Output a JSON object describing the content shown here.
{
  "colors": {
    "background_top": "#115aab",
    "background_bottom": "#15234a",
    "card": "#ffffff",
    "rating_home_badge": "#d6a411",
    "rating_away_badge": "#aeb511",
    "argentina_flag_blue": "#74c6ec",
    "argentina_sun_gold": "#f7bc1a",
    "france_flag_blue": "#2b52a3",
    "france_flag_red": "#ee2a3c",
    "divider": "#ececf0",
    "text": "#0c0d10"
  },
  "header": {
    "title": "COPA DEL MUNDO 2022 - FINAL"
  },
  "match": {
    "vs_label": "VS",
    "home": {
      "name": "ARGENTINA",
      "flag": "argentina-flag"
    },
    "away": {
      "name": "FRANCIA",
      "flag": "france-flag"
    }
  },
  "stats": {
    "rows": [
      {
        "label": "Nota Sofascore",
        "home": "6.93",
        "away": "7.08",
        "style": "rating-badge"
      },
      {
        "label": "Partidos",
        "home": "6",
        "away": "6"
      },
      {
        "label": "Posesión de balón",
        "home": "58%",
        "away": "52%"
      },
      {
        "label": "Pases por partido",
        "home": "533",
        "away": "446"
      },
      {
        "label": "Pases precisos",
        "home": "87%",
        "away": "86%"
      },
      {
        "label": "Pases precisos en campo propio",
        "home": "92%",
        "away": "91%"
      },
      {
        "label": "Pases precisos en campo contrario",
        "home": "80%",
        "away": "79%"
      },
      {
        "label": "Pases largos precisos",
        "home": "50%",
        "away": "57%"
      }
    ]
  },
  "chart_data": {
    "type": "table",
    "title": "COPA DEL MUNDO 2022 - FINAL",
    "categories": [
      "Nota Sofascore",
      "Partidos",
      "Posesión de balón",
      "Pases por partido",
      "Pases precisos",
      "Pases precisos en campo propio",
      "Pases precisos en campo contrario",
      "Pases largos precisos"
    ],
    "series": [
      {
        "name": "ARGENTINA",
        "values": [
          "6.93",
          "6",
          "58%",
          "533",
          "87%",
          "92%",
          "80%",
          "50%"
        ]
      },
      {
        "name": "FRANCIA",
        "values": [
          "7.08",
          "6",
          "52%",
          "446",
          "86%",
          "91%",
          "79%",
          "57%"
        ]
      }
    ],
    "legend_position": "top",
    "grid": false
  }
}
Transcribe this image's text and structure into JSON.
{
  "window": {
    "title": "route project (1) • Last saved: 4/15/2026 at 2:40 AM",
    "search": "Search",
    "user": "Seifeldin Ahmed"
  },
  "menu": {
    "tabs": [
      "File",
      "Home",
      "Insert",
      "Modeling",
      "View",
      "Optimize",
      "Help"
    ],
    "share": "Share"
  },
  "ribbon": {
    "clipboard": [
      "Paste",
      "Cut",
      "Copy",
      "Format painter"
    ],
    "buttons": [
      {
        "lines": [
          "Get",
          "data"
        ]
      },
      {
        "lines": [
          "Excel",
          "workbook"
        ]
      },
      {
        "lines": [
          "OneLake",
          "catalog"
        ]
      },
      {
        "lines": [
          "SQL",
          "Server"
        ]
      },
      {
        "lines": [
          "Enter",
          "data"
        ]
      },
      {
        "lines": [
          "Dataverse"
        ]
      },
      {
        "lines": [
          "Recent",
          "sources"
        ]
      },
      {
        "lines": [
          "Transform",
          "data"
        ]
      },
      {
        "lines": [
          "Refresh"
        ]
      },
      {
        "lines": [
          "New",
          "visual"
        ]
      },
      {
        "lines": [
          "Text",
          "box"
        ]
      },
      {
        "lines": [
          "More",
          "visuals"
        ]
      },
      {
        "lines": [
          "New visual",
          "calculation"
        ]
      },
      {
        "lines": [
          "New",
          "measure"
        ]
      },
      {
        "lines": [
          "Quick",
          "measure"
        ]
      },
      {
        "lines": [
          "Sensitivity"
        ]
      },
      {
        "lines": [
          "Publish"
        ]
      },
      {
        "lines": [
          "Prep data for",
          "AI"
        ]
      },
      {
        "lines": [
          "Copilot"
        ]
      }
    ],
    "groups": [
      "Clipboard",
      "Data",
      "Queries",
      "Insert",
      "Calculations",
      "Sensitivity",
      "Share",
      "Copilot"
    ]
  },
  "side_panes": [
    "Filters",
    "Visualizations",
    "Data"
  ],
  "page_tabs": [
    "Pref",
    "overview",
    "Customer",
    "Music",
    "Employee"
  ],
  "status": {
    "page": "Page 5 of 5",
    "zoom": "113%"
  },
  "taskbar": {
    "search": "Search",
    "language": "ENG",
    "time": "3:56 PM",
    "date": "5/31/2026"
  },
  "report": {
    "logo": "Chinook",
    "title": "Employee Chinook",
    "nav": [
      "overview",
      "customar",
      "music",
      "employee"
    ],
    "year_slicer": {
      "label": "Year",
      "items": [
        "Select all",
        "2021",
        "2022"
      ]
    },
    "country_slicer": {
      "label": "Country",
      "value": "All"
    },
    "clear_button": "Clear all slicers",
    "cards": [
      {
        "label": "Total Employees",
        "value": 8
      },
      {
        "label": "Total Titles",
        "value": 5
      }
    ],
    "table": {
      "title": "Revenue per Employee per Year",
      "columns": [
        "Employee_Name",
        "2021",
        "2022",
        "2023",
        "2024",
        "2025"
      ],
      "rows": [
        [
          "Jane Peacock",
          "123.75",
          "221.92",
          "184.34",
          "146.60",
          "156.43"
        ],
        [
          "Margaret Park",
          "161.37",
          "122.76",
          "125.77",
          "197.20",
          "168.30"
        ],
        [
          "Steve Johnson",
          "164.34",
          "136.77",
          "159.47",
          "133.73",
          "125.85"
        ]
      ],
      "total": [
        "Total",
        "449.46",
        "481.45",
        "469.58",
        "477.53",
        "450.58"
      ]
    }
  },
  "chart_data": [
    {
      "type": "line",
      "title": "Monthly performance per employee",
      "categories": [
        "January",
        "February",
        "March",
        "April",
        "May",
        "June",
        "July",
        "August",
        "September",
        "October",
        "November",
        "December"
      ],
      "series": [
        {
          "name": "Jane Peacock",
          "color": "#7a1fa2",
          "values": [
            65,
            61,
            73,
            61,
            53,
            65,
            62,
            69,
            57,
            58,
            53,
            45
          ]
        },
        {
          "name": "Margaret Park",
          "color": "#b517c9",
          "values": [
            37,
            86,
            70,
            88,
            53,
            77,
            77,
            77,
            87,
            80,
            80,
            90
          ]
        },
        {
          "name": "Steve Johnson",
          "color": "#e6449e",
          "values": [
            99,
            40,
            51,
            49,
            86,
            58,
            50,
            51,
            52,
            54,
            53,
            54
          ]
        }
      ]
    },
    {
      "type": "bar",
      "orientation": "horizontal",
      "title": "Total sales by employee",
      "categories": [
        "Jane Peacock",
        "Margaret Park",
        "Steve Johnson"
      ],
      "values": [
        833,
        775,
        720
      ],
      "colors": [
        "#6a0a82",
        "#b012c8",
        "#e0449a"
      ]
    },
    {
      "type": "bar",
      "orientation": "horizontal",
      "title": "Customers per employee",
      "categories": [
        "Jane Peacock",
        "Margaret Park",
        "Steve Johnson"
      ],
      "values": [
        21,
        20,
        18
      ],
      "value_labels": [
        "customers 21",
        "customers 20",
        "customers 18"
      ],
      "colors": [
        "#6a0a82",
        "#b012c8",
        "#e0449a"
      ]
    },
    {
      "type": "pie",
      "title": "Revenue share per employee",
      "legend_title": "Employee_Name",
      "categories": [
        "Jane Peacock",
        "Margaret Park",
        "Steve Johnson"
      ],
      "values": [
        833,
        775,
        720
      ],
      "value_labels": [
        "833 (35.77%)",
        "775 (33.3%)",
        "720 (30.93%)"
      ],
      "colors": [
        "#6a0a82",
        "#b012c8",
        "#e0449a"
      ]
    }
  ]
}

**What to do**
Return each full line of the entries that contains the word "Nota".

**Answer in full**
        "label": "Nota Sofascore",
      "Nota Sofascore",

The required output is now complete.